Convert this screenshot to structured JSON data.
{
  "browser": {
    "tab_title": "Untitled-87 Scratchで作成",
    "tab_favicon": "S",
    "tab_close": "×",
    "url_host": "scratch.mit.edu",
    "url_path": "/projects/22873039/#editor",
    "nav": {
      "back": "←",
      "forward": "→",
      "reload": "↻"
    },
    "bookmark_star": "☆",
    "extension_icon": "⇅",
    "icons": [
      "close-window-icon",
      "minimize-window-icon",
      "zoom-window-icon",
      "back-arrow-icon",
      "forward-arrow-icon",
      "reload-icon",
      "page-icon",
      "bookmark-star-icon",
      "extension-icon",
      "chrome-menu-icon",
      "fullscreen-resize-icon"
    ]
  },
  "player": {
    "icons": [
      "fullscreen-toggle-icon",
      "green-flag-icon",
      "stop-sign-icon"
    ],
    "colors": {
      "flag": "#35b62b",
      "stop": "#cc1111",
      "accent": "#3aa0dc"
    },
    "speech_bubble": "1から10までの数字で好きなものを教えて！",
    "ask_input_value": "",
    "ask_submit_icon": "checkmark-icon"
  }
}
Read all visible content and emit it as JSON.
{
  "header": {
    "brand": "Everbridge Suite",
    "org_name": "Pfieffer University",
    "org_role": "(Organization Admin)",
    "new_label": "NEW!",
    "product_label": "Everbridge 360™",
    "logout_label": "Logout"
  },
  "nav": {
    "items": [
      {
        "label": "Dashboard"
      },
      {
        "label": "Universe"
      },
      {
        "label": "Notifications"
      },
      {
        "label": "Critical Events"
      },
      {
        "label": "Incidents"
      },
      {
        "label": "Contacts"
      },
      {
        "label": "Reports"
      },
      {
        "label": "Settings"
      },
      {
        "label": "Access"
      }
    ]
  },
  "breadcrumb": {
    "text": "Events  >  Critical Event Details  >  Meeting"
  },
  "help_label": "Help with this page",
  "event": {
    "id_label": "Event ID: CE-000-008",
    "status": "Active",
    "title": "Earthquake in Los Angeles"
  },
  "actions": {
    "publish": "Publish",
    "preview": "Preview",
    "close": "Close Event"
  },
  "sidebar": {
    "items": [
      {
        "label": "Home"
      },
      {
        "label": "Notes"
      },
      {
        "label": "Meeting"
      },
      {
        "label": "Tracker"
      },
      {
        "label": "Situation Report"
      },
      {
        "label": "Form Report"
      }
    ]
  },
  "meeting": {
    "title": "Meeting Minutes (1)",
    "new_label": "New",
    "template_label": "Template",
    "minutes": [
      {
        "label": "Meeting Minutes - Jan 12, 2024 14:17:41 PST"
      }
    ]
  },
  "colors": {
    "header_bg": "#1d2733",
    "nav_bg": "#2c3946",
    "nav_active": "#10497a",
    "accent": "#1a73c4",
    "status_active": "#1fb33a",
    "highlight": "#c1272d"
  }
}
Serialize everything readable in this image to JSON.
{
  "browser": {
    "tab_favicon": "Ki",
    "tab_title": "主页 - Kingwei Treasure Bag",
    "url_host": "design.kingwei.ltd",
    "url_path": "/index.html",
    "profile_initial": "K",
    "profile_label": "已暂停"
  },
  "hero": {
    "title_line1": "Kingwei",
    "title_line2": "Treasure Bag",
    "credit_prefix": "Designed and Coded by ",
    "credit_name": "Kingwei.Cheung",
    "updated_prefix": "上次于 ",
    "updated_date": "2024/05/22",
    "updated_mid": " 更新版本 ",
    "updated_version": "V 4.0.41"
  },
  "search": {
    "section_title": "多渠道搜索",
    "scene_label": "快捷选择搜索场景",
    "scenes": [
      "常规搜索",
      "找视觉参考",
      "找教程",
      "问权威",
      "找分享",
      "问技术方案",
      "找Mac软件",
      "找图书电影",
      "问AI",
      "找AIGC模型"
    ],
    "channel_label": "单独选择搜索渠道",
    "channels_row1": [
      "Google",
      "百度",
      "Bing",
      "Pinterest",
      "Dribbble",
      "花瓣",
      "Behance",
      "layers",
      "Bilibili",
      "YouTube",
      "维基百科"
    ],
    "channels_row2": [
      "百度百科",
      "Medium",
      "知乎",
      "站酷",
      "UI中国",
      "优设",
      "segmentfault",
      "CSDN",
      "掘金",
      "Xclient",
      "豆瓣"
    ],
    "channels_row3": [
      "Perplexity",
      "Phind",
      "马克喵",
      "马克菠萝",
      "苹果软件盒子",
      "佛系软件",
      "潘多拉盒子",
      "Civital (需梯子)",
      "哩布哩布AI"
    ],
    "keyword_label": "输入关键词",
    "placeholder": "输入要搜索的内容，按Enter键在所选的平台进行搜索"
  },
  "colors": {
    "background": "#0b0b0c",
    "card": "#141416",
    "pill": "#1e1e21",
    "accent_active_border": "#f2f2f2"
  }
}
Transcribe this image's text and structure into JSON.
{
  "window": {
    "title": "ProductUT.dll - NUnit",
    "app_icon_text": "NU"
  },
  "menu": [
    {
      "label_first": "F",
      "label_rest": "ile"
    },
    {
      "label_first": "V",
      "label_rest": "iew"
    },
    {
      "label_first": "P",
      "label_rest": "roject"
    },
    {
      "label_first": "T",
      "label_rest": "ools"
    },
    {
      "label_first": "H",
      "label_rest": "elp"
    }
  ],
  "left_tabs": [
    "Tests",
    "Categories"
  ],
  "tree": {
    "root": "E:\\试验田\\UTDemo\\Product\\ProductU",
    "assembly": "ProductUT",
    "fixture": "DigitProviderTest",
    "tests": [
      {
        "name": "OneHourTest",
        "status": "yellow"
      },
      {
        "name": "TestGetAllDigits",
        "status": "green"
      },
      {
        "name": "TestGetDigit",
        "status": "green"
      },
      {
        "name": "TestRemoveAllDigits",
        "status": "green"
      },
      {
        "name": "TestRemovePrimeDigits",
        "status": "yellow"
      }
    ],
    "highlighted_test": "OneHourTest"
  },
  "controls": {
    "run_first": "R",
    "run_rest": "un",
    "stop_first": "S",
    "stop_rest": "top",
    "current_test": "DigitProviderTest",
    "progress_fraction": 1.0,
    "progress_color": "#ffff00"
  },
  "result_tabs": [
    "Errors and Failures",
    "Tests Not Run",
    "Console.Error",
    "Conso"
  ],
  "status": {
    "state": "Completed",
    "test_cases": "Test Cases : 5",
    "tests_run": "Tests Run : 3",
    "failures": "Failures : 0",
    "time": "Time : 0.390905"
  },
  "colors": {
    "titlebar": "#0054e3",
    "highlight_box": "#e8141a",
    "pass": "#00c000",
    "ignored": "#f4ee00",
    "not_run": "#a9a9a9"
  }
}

# # # #

■ **Instructions to follow**:
Pick out all lines from the data above in which the word "Events" appears.

■ **Response below**:
        "label": "Critical Events"
    "text": "Events  >  Critical Event Details  >  Meeting"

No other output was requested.